TASKS ::
(a) In the worked solution on where a line meets a circle, what is the value of the constant coefficient C in the final quadratic equation?
(b) Carry the worked solution on the line meeting a circle forward, starting right after its last line.

SOURCE EXTRACT ::

— BEGIN —

Now, put it all together back into our equation:

$(x^2 - 14x + 49) + (m^2x^2 - 8mx + 16) = 20$

Let's group the terms by powers of $x$. This is going to turn into a quadratic equation in terms of $x$. We want to collect all the $x^2$ terms, all the $x$ terms, and all the constant terms.

$(1 + m^2)x^2 + (-14 - 8m)x + (49 + 16) = 20$

Combine the constant terms: $49 + 16 = 65$.

$(1 + m^2)x^2 + (-14 - 8m)x + 65 = 20$

Finally, move the 20 to the left side to set the equation to zero, which is the standard form for a quadratic equation ($Ax^2 + Bx + C = 0$):

$(1 + m^2)x^2 + (-14 - 8m)x + (65 - 20) = 0$

$(1 + m^2)x^2 + (-14 - 8m)x + 45 = 0$

And there we have it! A quadratic equation in $x$. The coefficients are:

A = $1 + m^2$ B = $-14 - 8m$ C = $45$

This quadratic equation represents the $x$-coordinates of the intersection points. The number of solutions for $x$ tells us the number of intersection points. If we get two distinct real solutions for $x$, it means our line intersects the circle at two distinct points. If we get exactly one real solution, the line is tangent. If we get no real solutions (complex solutions), the line misses the circle.

The Condition for Two Distinct Points: The Discriminant

Alright guys, we've got our quadratic equation: $(1 + m^2)x^2 + (-14 - 8m)x + 45 = 0$. Now, how do we ensure there are two distinct points of intersection? This is where the discriminant comes into play. For any quadratic equation in the form $Ax^2 + Bx + C = 0$, the discriminant is given by the formula $\Delta = B^2 - 4AC$. The value of the discriminant tells us about the nature of the roots (solutions) of the quadratic equation:

• If $\Delta > 0$, there are two distinct real roots.
• If $\Delta = 0$, there is exactly one real root (a repeated root).
• If $\Delta < 0$, there are no real roots (two complex conjugate roots).

Since we want two distinct points of intersection, we need our quadratic equation in $x$ to have two distinct real roots. This means the discriminant must be greater than zero ($\Delta > 0$).

Let's plug in our coefficients A, B, and C into the discriminant formula:

A = $1 + m^2$ B = $-14 - 8m$ C = $45$

$\Delta = (-14 - 8m)^2 - 4(1 + m^2)(45)$

First, let's simplify $(-14 - 8m)^2$. We can factor out a -1: $(-1(14 + 8m))^2 = (14 + 8m)^2$. Now expand this:

$(14 + 8m)^2 = 14^2 + 2(14)(8m) + (8m)^2 = 196 + 224m + 64m^2$.

— END —

EXCERPTED DATA ::
— BEGIN —

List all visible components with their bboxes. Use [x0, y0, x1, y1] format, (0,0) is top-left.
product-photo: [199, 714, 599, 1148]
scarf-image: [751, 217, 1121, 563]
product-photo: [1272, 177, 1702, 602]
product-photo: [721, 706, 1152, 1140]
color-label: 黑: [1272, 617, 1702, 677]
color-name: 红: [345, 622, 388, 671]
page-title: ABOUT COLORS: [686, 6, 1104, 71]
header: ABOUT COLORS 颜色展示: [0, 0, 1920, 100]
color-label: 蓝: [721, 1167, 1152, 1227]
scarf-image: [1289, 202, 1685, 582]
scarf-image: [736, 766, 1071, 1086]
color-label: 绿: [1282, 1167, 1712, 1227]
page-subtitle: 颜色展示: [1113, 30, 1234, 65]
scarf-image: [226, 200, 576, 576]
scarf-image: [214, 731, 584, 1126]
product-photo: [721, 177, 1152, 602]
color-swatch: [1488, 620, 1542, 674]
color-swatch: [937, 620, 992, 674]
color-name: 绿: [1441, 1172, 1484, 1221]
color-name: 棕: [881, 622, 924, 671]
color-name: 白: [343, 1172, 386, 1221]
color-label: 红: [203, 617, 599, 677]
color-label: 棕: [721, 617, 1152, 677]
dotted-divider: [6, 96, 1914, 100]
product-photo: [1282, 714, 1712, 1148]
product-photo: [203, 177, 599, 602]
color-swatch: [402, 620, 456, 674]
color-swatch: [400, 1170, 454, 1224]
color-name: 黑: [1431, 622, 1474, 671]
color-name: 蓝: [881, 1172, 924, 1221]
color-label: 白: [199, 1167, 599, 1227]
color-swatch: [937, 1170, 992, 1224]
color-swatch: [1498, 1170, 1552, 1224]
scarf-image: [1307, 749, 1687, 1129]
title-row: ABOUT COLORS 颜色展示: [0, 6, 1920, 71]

— END —

ANSWER SET ::
(a) C is 45.

(b)
Next, let's simplify $4(1 + m^2)(45)$. Multiply the constants first: $4 \times 45 = 180$. So, we have $180(1 + m^2)$.

$180(1 + m^2) = 180 + 180m^2$.

Now, substitute these back into the discriminant equation:

$\Delta = (196 + 224m + 64m^2) - (180 + 180m^2)$

Remove the parentheses:

$\Delta = 196 + 224m + 64m^2 - 180 - 180m^2$

Combine like terms. Let's group the $m^2$ terms, the $m$ terms, and the constant terms:

$\Delta = (64m^2 - 180m^2) + 224m + (196 - 180)$

$\Delta = -116m^2 + 224m + 16$

We need this discriminant to be greater than zero for two distinct intersection points:

$-116m^2 + 224m + 16 > 0$

This is a quadratic inequality in terms of 'm'. To make it easier to work with, we can divide the entire inequality by a common factor. Let's see if we can divide by -4 (since the leading coefficient is negative, dividing by a negative number will flip the inequality sign, which is often helpful).

Dividing by -4:

$(-116m^2 / -4) + (224m / -4) + (16 / -4) < 0$

$29m^2 - 56m - 4 < 0$

So, now we need to solve the quadratic inequality $29m^2 - 56m - 4 < 0$. The first step is to find the roots of the corresponding quadratic equation $29m^2 - 56m - 4 = 0$. We can use the quadratic formula for this:

$m = \frac{-b \pm \sqrt{b^2 - 4ac}}{2a}$

Here, $a = 29$, $b = -56$, and $c = -4$.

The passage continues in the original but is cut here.